**What is being asked**.
Images should be left out, and everything else in the listing reproduced exactly.

Dataset records:
-- -- --

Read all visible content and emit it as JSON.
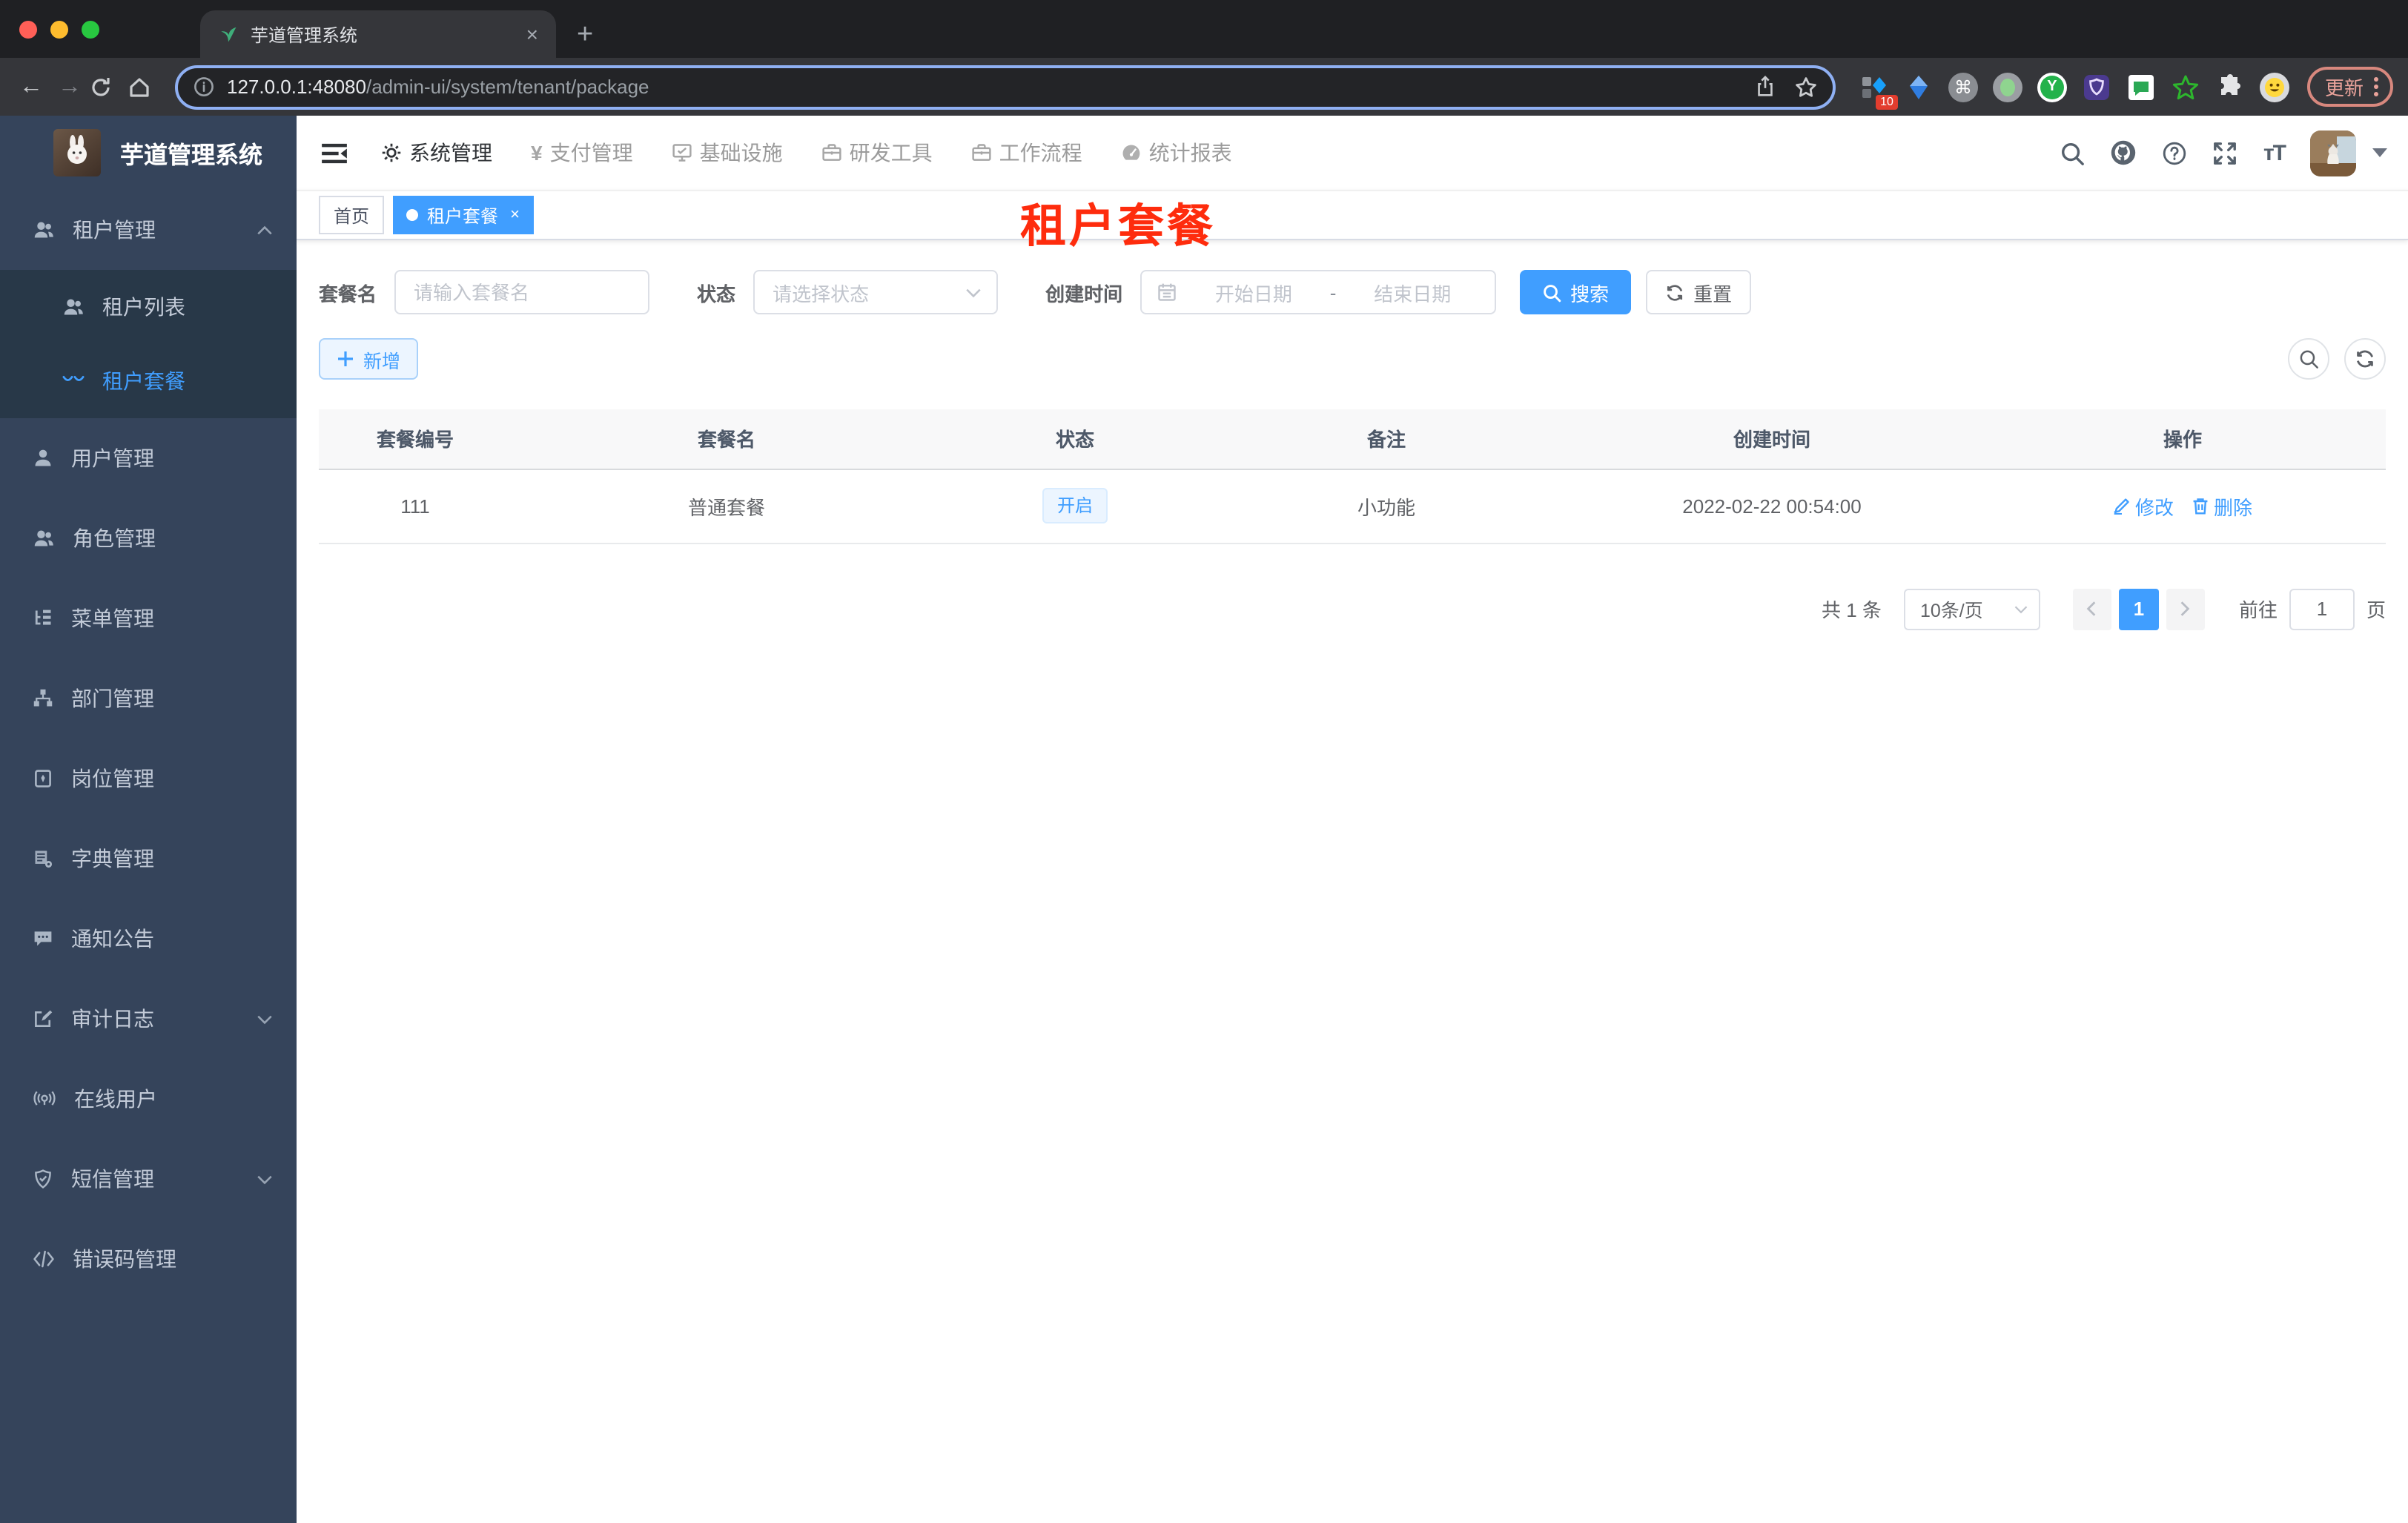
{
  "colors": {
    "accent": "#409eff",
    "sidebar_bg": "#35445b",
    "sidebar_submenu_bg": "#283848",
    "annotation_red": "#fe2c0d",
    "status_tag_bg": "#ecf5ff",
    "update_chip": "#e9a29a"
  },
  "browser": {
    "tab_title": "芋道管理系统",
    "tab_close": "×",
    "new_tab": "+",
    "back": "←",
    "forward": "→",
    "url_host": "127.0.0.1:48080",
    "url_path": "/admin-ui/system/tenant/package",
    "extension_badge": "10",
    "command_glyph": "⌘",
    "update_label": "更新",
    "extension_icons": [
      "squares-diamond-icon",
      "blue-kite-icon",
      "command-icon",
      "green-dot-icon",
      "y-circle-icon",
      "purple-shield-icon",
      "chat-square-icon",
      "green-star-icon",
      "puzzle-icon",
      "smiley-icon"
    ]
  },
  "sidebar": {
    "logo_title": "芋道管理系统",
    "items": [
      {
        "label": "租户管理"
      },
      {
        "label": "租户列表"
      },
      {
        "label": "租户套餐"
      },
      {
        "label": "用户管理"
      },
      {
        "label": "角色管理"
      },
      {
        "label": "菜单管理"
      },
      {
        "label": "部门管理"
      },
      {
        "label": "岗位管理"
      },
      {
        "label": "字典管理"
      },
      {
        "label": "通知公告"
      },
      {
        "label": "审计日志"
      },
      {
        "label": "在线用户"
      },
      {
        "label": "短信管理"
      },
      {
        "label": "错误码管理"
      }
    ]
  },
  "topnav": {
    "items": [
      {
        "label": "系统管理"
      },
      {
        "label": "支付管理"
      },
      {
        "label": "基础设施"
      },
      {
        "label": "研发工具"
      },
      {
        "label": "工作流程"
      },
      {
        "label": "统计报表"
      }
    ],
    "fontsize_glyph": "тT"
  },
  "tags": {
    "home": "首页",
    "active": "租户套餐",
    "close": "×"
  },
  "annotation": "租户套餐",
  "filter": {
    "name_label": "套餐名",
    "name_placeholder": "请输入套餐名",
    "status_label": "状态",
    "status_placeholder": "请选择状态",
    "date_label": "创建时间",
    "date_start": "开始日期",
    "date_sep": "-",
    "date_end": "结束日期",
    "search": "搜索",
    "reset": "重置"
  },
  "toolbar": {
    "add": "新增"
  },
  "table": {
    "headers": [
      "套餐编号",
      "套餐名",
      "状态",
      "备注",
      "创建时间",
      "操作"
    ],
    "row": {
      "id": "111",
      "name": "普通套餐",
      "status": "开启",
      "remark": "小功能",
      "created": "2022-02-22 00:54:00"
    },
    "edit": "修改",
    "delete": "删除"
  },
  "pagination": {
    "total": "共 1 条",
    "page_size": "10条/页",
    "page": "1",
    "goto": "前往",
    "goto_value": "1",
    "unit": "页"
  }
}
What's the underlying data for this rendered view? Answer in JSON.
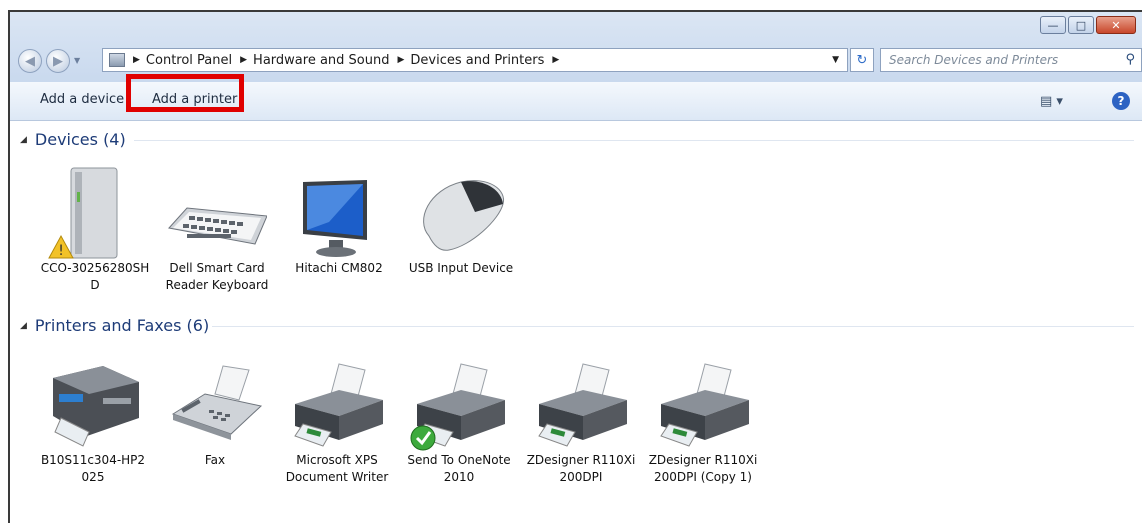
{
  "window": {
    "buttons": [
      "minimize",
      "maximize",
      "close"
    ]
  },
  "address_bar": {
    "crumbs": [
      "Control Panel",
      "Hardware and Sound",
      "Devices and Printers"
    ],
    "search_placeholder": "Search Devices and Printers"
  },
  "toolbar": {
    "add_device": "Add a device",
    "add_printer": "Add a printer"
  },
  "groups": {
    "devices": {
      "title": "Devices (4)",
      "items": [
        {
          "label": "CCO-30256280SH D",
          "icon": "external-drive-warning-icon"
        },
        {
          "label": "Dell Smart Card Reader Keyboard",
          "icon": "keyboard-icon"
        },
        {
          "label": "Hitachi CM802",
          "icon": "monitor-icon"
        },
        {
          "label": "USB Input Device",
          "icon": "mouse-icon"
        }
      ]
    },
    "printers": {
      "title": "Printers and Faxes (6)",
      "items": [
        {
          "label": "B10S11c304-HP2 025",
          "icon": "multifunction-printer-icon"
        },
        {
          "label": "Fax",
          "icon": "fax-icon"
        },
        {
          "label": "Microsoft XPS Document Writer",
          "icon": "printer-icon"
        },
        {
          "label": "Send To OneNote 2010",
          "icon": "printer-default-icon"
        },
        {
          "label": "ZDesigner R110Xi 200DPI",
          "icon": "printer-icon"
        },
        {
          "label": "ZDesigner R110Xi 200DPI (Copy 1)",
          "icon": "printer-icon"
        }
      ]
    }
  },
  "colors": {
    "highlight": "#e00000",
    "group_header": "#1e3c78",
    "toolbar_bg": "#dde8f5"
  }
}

-- -- --

**Solution**.
Read all visible content and emit it as JSON.
{
  "colors": {
    "accent": "#409eff",
    "sidebar_bg": "#35445b",
    "sidebar_submenu_bg": "#283848",
    "annotation_red": "#fe2c0d",
    "status_tag_bg": "#ecf5ff",
    "update_chip": "#e9a29a"
  },
  "browser": {
    "tab_title": "芋道管理系统",
    "tab_close": "×",
    "new_tab": "+",
    "back": "←",
    "forward": "→",
    "url_host": "127.0.0.1:48080",
    "url_path": "/admin-ui/system/tenant/package",
    "extension_badge": "10",
    "command_glyph": "⌘",
    "update_label": "更新",
    "extension_icons": [
      "squares-diamond-icon",
      "blue-kite-icon",
      "command-icon",
      "green-dot-icon",
      "y-circle-icon",
      "purple-shield-icon",
      "chat-square-icon",
      "green-star-icon",
      "puzzle-icon",
      "smiley-icon"
    ]
  },
  "sidebar": {
    "logo_title": "芋道管理系统",
    "items": [
      {
        "label": "租户管理"
      },
      {
        "label": "租户列表"
      },
      {
        "label": "租户套餐"
      },
      {
        "label": "用户管理"
      },
      {
        "label": "角色管理"
      },
      {
        "label": "菜单管理"
      },
      {
        "label": "部门管理"
      },
      {
        "label": "岗位管理"
      },
      {
        "label": "字典管理"
      },
      {
        "label": "通知公告"
      },
      {
        "label": "审计日志"
      },
      {
        "label": "在线用户"
      },
      {
        "label": "短信管理"
      },
      {
        "label": "错误码管理"
      }
    ]
  },
  "topnav": {
    "items": [
      {
        "label": "系统管理"
      },
      {
        "label": "支付管理"
      },
      {
        "label": "基础设施"
      },
      {
        "label": "研发工具"
      },
      {
        "label": "工作流程"
      },
      {
        "label": "统计报表"
      }
    ],
    "fontsize_glyph": "тT"
  },
  "tags": {
    "home": "首页",
    "active": "租户套餐",
    "close": "×"
  },
  "annotation": "租户套餐",
  "filter": {
    "name_label": "套餐名",
    "name_placeholder": "请输入套餐名",
    "status_label": "状态",
    "status_placeholder": "请选择状态",
    "date_label": "创建时间",
    "date_start": "开始日期",
    "date_sep": "-",
    "date_end": "结束日期",
    "search": "搜索",
    "reset": "重置"
  },
  "toolbar": {
    "add": "新增"
  },
  "table": {
    "headers": [
      "套餐编号",
      "套餐名",
      "状态",
      "备注",
      "创建时间",
      "操作"
    ],
    "row": {
      "id": "111",
      "name": "普通套餐",
      "status": "开启",
      "remark": "小功能",
      "created": "2022-02-22 00:54:00"
    },
    "edit": "修改",
    "delete": "删除"
  },
  "pagination": {
    "total": "共 1 条",
    "page_size": "10条/页",
    "page": "1",
    "goto": "前往",
    "goto_value": "1",
    "unit": "页"
  }
}
What's the underlying data for this rendered view? Answer in JSON.
{
  "window": {
    "buttons": [
      "minimize",
      "maximize",
      "close"
    ]
  },
  "address_bar": {
    "crumbs": [
      "Control Panel",
      "Hardware and Sound",
      "Devices and Printers"
    ],
    "search_placeholder": "Search Devices and Printers"
  },
  "toolbar": {
    "add_device": "Add a device",
    "add_printer": "Add a printer"
  },
  "groups": {
    "devices": {
      "title": "Devices (4)",
      "items": [
        {
          "label": "CCO-30256280SH D",
          "icon": "external-drive-warning-icon"
        },
        {
          "label": "Dell Smart Card Reader Keyboard",
          "icon": "keyboard-icon"
        },
        {
          "label": "Hitachi CM802",
          "icon": "monitor-icon"
        },
        {
          "label": "USB Input Device",
          "icon": "mouse-icon"
        }
      ]
    },
    "printers": {
      "title": "Printers and Faxes (6)",
      "items": [
        {
          "label": "B10S11c304-HP2 025",
          "icon": "multifunction-printer-icon"
        },
        {
          "label": "Fax",
          "icon": "fax-icon"
        },
        {
          "label": "Microsoft XPS Document Writer",
          "icon": "printer-icon"
        },
        {
          "label": "Send To OneNote 2010",
          "icon": "printer-default-icon"
        },
        {
          "label": "ZDesigner R110Xi 200DPI",
          "icon": "printer-icon"
        },
        {
          "label": "ZDesigner R110Xi 200DPI (Copy 1)",
          "icon": "printer-icon"
        }
      ]
    }
  },
  "colors": {
    "highlight": "#e00000",
    "group_header": "#1e3c78",
    "toolbar_bg": "#dde8f5"
  }
}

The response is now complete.